Data excerpts
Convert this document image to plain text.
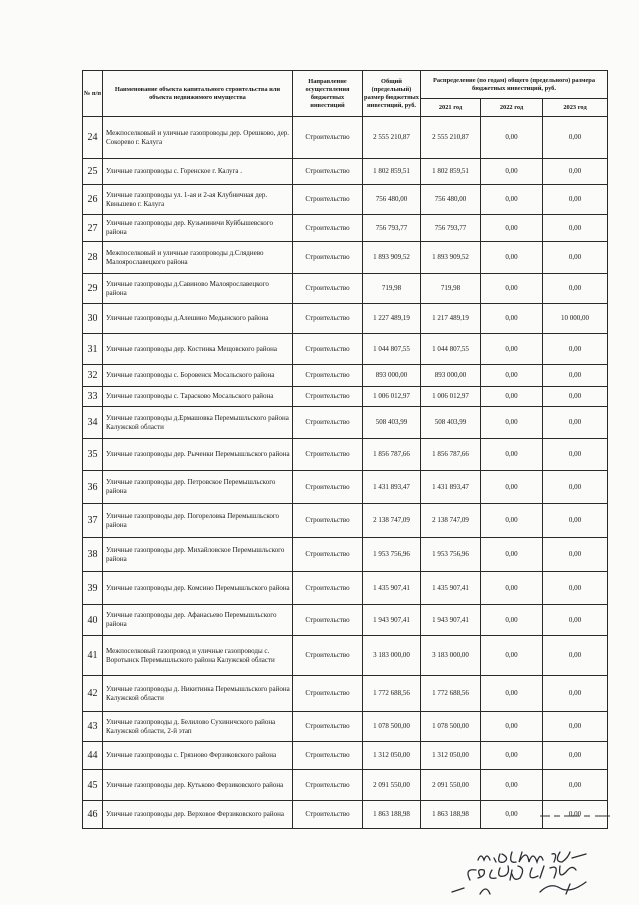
№ п/п	Наименование объекта капитального строительства или объекта недвижимого имущества	Направление осуществления бюджетных инвестиций	Общий (предельный) размер бюджетных инвестиций, руб.	Распределение (по годам) общего (предельного) размера бюджетных инвестиций, руб.		
				2021 год	2022 год	2023 год
24	Межпоселковый и уличные газопроводы дер. Орешково, дер. Сокорево г. Калуга	Строительство	2 555 210,87	2 555 210,87	0,00	0,00
25	Уличные газопроводы с. Горенское г. Калуга .	Строительство	1 802 859,51	1 802 859,51	0,00	0,00
26	Уличные газопроводы ул. 1-ая и 2-ая Клубничная дер. Квньшево г. Калуга	Строительство	756 480,00	756 480,00	0,00	0,00
27	Уличные газопроводы дер. Кузьминичи Куйбышевского района	Строительство	756 793,77	756 793,77	0,00	0,00
28	Межпоселковый и уличные газопроводы д.Слядиево Малоярославецкого района	Строительство	1 893 909,52	1 893 909,52	0,00	0,00
29	Уличные газопроводы д.Савиново Малоярославецкого района	Строительство	719,98	719,98	0,00	0,00
30	Уличные газопроводы д.Алешино Медынского района	Строительство	1 227 489,19	1 217 489,19	0,00	10 000,00
31	Уличные газопроводы дер. Костинка Мещовского района	Строительство	1 044 807,55	1 044 807,55	0,00	0,00
32	Уличные газопроводы с. Боровенск Мосальского района	Строительство	893 000,00	893 000,00	0,00	0,00
33	Уличные газопроводы с. Тарасково Мосальского района	Строительство	1 006 012,97	1 006 012,97	0,00	0,00
34	Уличные газопроводы д.Ермашовка Перемышльского района Калужской области	Строительство	508 403,99	508 403,99	0,00	0,00
35	Уличные газопроводы дер. Рыченки Перемышльского района	Строительство	1 856 787,66	1 856 787,66	0,00	0,00
36	Уличные газопроводы дер. Петровское Перемышльского района	Строительство	1 431 893,47	1 431 893,47	0,00	0,00
37	Уличные газопроводы дер. Погореловка Перемышльского района	Строительство	2 138 747,09	2 138 747,09	0,00	0,00
38	Уличные газопроводы дер. Михайловское Перемышльского района	Строительство	1 953 756,96	1 953 756,96	0,00	0,00
39	Уличные газопроводы дер. Комсино Перемышльского района	Строительство	1 435 907,41	1 435 907,41	0,00	0,00
40	Уличные газопроводы дер. Афанасьево Перемышльского района	Строительство	1 943 907,41	1 943 907,41	0,00	0,00
41	Межпоселковый газопровод и уличные газопроводы с. Воротынск Перемышльского района Калужской области	Строительство	3 183 000,00	3 183 000,00	0,00	0,00
42	Уличные газопроводы д. Никитинка Перемышльского района Калужской области	Строительство	1 772 688,56	1 772 688,56	0,00	0,00
43	Уличные газопроводы д. Белилово Сухиничского района Калужской области, 2-й этап	Строительство	1 078 500,00	1 078 500,00	0,00	0,00
44	Уличные газопроводы с. Грязново Ферзиковского района	Строительство	1 312 050,00	1 312 050,00	0,00	0,00
45	Уличные газопроводы дер. Кутьково Ферзиковского района	Строительство	2 091 550,00	2 091 550,00	0,00	0,00
46	Уличные газопроводы дер. Верховое Ферзиковского района	Строительство	1 863 188,98	1 863 188,98	0,00	0,00
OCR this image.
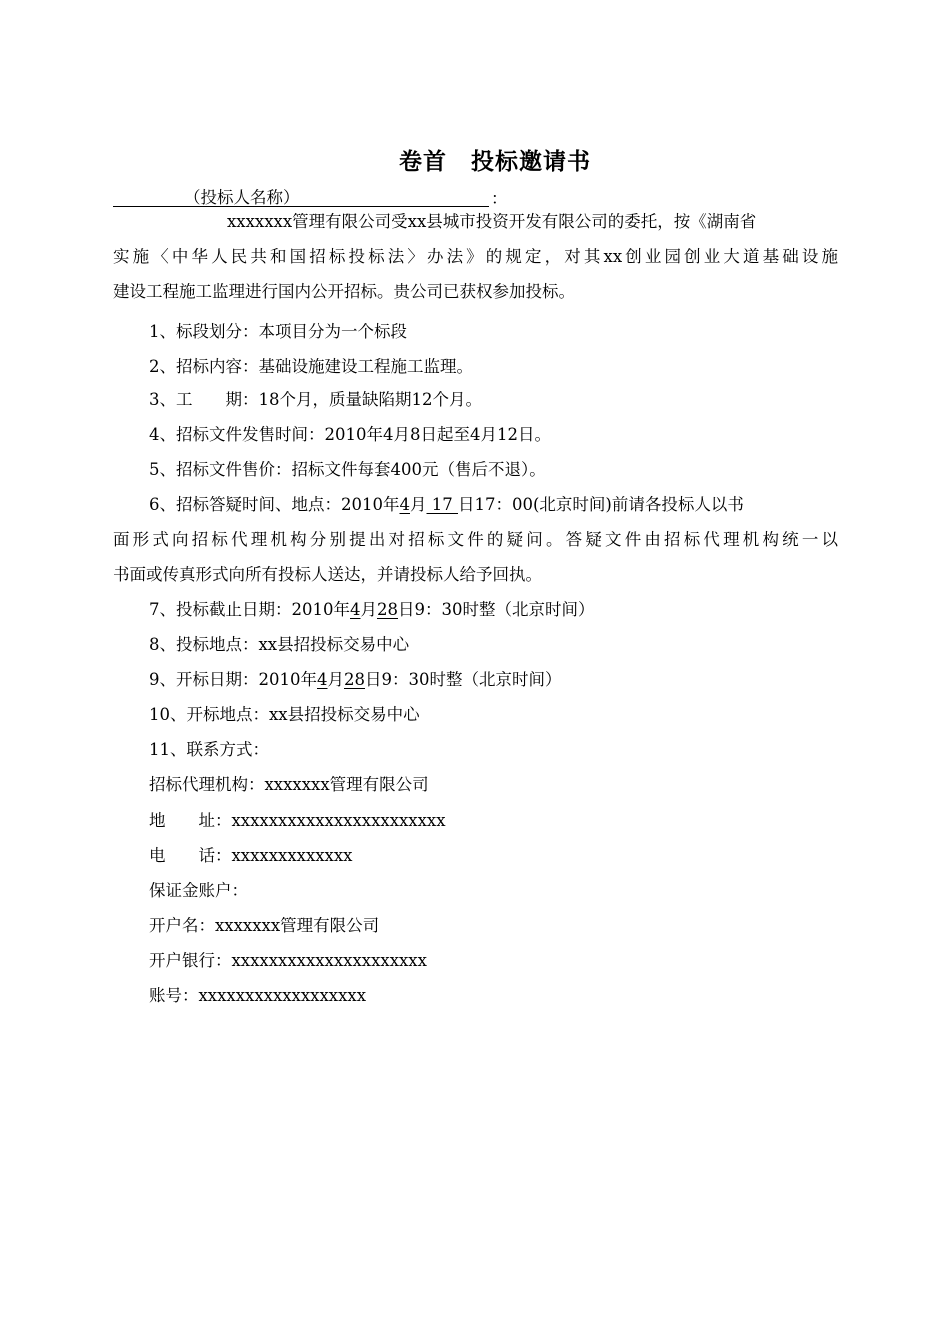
卷首　投标邀请书
（投标人名称）	：
xxxxxxx管理有限公司受xx县城市投资开发有限公司的委托，按《湖南省
实施〈中华人民共和国招标投标法〉办法》的规定，对其xx创业园创业大道基础设施
建设工程施工监理进行国内公开招标。贵公司已获权参加投标。
1、标段划分：本项目分为一个标段
2、招标内容：基础设施建设工程施工监理。
3、工　　期：18个月，质量缺陷期12个月。
4、招标文件发售时间：2010年4月8日起至4月12日。
5、招标文件售价：招标文件每套400元（售后不退）。
6、招标答疑时间、地点：2010年4月 17 日17：00(北京时间)前请各投标人以书
面形式向招标代理机构分别提出对招标文件的疑问。答疑文件由招标代理机构统一以
书面或传真形式向所有投标人送达，并请投标人给予回执。
7、投标截止日期：2010年4月28日9：30时整（北京时间）
8、投标地点：xx县招投标交易中心
9、开标日期：2010年4月28日9：30时整（北京时间）
10、开标地点：xx县招投标交易中心
11、联系方式：
招标代理机构：xxxxxxx管理有限公司
地　　址：xxxxxxxxxxxxxxxxxxxxxxx
电　　话：xxxxxxxxxxxxx
保证金账户：
开户名：xxxxxxx管理有限公司
开户银行：xxxxxxxxxxxxxxxxxxxxx
账号：xxxxxxxxxxxxxxxxxx
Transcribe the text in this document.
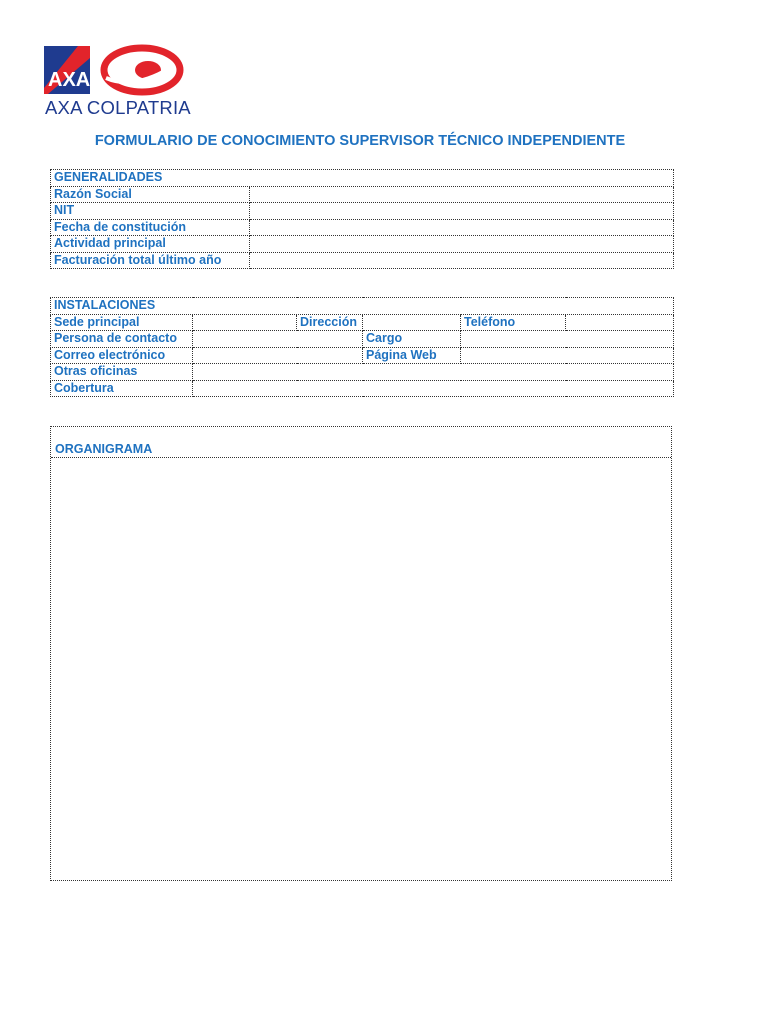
AXA
AXA COLPATRIA
FORMULARIO DE CONOCIMIENTO SUPERVISOR TÉCNICO INDEPENDIENTE
GENERALIDADES	
Razón Social	
NIT	
Fecha de constitución	
Actividad principal	
Facturación total último año	
INSTALACIONES					
Sede principal		Dirección		Teléfono	
Persona de contacto			Cargo		
Correo electrónico			Página Web		
Otras oficinas					
Cobertura					
ORGANIGRAMA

DO THIS
Will you restate every entry word for word and omit the images?

FINAL RESULT
Convert this document image to plain text.
№ п/п	Наименование объекта капитального строительства или объекта недвижимого имущества	Направление осуществления бюджетных инвестиций	Общий (предельный) размер бюджетных инвестиций, руб.	Распределение (по годам) общего (предельного) размера бюджетных инвестиций, руб.		
				2021 год	2022 год	2023 год
24	Межпоселковый и уличные газопроводы дер. Орешково, дер. Сокорево г. Калуга	Строительство	2 555 210,87	2 555 210,87	0,00	0,00
25	Уличные газопроводы с. Горенское г. Калуга .	Строительство	1 802 859,51	1 802 859,51	0,00	0,00
26	Уличные газопроводы ул. 1-ая и 2-ая Клубничная дер. Квньшево г. Калуга	Строительство	756 480,00	756 480,00	0,00	0,00
27	Уличные газопроводы дер. Кузьминичи Куйбышевского района	Строительство	756 793,77	756 793,77	0,00	0,00
28	Межпоселковый и уличные газопроводы д.Слядиево Малоярославецкого района	Строительство	1 893 909,52	1 893 909,52	0,00	0,00
29	Уличные газопроводы д.Савиново Малоярославецкого района	Строительство	719,98	719,98	0,00	0,00
30	Уличные газопроводы д.Алешино Медынского района	Строительство	1 227 489,19	1 217 489,19	0,00	10 000,00
31	Уличные газопроводы дер. Костинка Мещовского района	Строительство	1 044 807,55	1 044 807,55	0,00	0,00
32	Уличные газопроводы с. Боровенск Мосальского района	Строительство	893 000,00	893 000,00	0,00	0,00
33	Уличные газопроводы с. Тарасково Мосальского района	Строительство	1 006 012,97	1 006 012,97	0,00	0,00
34	Уличные газопроводы д.Ермашовка Перемышльского района Калужской области	Строительство	508 403,99	508 403,99	0,00	0,00
35	Уличные газопроводы дер. Рыченки Перемышльского района	Строительство	1 856 787,66	1 856 787,66	0,00	0,00
36	Уличные газопроводы дер. Петровское Перемышльского района	Строительство	1 431 893,47	1 431 893,47	0,00	0,00
37	Уличные газопроводы дер. Погореловка Перемышльского района	Строительство	2 138 747,09	2 138 747,09	0,00	0,00
38	Уличные газопроводы дер. Михайловское Перемышльского района	Строительство	1 953 756,96	1 953 756,96	0,00	0,00
39	Уличные газопроводы дер. Комсино Перемышльского района	Строительство	1 435 907,41	1 435 907,41	0,00	0,00
40	Уличные газопроводы дер. Афанасьево Перемышльского района	Строительство	1 943 907,41	1 943 907,41	0,00	0,00
41	Межпоселковый газопровод и уличные газопроводы с. Воротынск Перемышльского района Калужской области	Строительство	3 183 000,00	3 183 000,00	0,00	0,00
42	Уличные газопроводы д. Никитинка Перемышльского района Калужской области	Строительство	1 772 688,56	1 772 688,56	0,00	0,00
43	Уличные газопроводы д. Белилово Сухиничского района Калужской области, 2-й этап	Строительство	1 078 500,00	1 078 500,00	0,00	0,00
44	Уличные газопроводы с. Грязново Ферзиковского района	Строительство	1 312 050,00	1 312 050,00	0,00	0,00
45	Уличные газопроводы дер. Кутьково Ферзиковского района	Строительство	2 091 550,00	2 091 550,00	0,00	0,00
46	Уличные газопроводы дер. Верховое Ферзиковского района	Строительство	1 863 188,98	1 863 188,98	0,00	0,00
OCR this image.
卷首　投标邀请书
（投标人名称）	：
xxxxxxx管理有限公司受xx县城市投资开发有限公司的委托，按《湖南省
实施〈中华人民共和国招标投标法〉办法》的规定，对其xx创业园创业大道基础设施
建设工程施工监理进行国内公开招标。贵公司已获权参加投标。
1、标段划分：本项目分为一个标段
2、招标内容：基础设施建设工程施工监理。
3、工　　期：18个月，质量缺陷期12个月。
4、招标文件发售时间：2010年4月8日起至4月12日。
5、招标文件售价：招标文件每套400元（售后不退）。
6、招标答疑时间、地点：2010年4月 17 日17：00(北京时间)前请各投标人以书
面形式向招标代理机构分别提出对招标文件的疑问。答疑文件由招标代理机构统一以
书面或传真形式向所有投标人送达，并请投标人给予回执。
7、投标截止日期：2010年4月28日9：30时整（北京时间）
8、投标地点：xx县招投标交易中心
9、开标日期：2010年4月28日9：30时整（北京时间）
10、开标地点：xx县招投标交易中心
11、联系方式：
招标代理机构：xxxxxxx管理有限公司
地　　址：xxxxxxxxxxxxxxxxxxxxxxx
电　　话：xxxxxxxxxxxxx
保证金账户：
开户名：xxxxxxx管理有限公司
开户银行：xxxxxxxxxxxxxxxxxxxxx
账号：xxxxxxxxxxxxxxxxxx
Transcribe the text in this document.
AXA
AXA COLPATRIA
FORMULARIO DE CONOCIMIENTO SUPERVISOR TÉCNICO INDEPENDIENTE
GENERALIDADES	
Razón Social	
NIT	
Fecha de constitución	
Actividad principal	
Facturación total último año	
INSTALACIONES					
Sede principal		Dirección		Teléfono	
Persona de contacto			Cargo		
Correo electrónico			Página Web		
Otras oficinas					
Cobertura					
ORGANIGRAMA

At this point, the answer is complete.